Record set:
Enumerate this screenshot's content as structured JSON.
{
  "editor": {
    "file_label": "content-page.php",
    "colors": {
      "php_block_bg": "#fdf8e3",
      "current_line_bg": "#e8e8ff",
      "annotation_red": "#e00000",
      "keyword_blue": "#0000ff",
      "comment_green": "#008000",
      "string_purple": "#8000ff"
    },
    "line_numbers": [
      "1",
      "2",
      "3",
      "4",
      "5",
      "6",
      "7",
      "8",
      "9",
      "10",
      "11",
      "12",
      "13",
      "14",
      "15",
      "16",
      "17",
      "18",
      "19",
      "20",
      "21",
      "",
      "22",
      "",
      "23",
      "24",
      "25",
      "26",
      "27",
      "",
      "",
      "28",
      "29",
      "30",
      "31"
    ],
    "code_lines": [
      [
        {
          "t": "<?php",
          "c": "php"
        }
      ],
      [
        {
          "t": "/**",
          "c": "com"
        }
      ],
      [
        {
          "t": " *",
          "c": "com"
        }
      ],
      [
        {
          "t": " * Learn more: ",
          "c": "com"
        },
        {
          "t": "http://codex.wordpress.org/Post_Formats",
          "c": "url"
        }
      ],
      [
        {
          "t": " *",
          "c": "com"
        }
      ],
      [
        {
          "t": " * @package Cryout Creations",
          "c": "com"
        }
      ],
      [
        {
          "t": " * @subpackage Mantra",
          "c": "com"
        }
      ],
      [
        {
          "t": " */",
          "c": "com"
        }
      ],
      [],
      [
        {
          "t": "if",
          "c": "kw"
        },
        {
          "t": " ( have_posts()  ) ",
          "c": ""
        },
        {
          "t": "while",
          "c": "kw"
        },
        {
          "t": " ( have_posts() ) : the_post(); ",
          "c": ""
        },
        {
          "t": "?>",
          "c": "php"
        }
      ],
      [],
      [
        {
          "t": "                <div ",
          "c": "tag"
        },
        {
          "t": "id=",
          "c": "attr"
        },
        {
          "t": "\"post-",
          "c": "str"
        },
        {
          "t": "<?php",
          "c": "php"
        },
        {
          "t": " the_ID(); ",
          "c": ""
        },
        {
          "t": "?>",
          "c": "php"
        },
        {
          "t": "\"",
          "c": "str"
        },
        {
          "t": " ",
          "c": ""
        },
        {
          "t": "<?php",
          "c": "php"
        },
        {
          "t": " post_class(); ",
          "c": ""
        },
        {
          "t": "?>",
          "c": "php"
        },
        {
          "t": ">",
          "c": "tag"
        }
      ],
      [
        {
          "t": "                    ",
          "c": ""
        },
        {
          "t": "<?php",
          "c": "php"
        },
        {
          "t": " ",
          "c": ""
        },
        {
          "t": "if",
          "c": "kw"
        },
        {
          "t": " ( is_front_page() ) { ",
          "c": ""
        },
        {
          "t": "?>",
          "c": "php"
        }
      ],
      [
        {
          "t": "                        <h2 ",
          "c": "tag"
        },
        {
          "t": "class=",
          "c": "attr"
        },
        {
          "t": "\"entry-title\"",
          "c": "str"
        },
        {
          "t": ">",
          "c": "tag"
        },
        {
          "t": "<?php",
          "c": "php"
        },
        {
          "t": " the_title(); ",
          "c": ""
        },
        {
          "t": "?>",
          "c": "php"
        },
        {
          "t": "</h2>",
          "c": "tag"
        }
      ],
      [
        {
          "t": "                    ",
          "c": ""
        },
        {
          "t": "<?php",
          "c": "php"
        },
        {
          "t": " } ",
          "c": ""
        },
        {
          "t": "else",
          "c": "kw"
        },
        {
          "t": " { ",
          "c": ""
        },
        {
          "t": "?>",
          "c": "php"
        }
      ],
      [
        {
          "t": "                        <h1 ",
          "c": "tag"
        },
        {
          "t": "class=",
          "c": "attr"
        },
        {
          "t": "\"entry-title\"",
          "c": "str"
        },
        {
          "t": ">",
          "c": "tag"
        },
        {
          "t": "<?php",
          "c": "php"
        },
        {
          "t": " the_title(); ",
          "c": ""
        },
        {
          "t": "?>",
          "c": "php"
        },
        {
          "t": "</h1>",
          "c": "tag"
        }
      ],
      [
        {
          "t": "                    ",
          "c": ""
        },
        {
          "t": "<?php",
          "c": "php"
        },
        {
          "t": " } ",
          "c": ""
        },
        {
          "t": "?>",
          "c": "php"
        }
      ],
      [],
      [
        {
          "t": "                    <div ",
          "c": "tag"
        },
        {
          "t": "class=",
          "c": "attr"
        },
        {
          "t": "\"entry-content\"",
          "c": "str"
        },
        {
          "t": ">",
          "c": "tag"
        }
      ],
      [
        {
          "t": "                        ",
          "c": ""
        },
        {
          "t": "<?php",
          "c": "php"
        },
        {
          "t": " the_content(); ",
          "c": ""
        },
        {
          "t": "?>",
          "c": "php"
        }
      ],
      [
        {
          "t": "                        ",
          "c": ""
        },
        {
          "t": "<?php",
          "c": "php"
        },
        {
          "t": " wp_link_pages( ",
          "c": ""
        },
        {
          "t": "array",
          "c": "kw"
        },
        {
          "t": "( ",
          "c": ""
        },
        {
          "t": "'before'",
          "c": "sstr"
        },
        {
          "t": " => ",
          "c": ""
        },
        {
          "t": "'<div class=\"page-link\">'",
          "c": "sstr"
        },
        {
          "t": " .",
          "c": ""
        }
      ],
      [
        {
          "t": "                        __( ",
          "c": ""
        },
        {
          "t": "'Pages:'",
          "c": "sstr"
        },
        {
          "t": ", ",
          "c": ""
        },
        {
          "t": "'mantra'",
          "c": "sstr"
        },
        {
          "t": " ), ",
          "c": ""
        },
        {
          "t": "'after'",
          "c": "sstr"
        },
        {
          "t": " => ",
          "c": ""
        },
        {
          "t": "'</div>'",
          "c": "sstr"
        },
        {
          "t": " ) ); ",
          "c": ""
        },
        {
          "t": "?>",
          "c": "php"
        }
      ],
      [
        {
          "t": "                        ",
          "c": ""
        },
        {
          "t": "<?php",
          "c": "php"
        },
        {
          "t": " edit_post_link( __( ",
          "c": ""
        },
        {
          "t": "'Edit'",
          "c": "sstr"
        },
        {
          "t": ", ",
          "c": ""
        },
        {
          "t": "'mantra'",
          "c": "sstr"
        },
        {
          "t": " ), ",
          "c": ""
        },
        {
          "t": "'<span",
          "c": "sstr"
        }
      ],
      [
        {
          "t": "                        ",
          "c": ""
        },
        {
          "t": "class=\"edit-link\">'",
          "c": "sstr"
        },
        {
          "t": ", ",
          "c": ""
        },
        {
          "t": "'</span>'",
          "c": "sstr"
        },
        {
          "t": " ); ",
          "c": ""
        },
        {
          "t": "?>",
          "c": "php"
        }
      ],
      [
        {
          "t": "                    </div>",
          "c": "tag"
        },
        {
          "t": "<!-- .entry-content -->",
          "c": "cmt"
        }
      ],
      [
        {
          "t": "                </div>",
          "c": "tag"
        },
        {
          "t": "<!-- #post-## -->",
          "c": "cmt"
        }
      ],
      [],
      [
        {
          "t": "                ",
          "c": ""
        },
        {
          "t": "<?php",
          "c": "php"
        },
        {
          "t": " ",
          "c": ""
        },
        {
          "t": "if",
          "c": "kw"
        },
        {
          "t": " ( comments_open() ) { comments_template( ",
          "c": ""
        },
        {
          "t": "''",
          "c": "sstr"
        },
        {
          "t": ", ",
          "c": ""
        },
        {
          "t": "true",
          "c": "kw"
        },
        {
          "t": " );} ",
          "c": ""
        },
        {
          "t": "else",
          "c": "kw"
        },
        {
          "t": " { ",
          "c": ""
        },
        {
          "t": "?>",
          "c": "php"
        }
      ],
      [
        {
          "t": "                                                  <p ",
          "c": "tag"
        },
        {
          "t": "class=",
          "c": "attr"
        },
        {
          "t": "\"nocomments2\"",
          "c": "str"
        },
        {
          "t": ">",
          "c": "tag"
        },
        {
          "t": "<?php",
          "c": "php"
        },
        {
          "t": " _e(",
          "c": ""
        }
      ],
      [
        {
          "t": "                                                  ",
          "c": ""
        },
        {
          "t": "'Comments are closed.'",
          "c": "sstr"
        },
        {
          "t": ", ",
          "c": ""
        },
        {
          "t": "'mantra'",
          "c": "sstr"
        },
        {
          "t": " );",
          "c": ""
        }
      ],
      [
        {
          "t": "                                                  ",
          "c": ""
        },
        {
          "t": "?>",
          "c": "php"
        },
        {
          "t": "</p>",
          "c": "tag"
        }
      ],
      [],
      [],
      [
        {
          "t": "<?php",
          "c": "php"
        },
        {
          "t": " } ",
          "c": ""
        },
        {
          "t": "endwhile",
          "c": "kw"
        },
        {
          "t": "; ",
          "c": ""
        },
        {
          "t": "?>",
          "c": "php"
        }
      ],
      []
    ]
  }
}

What is asked:
Collect the lines of the data that carry the word "entry".

Solution for this problem:
          "t": "\"entry-title\"",
          "t": "\"entry-title\"",
          "t": "\"entry-content\"",
          "t": "<!-- .entry-content -->",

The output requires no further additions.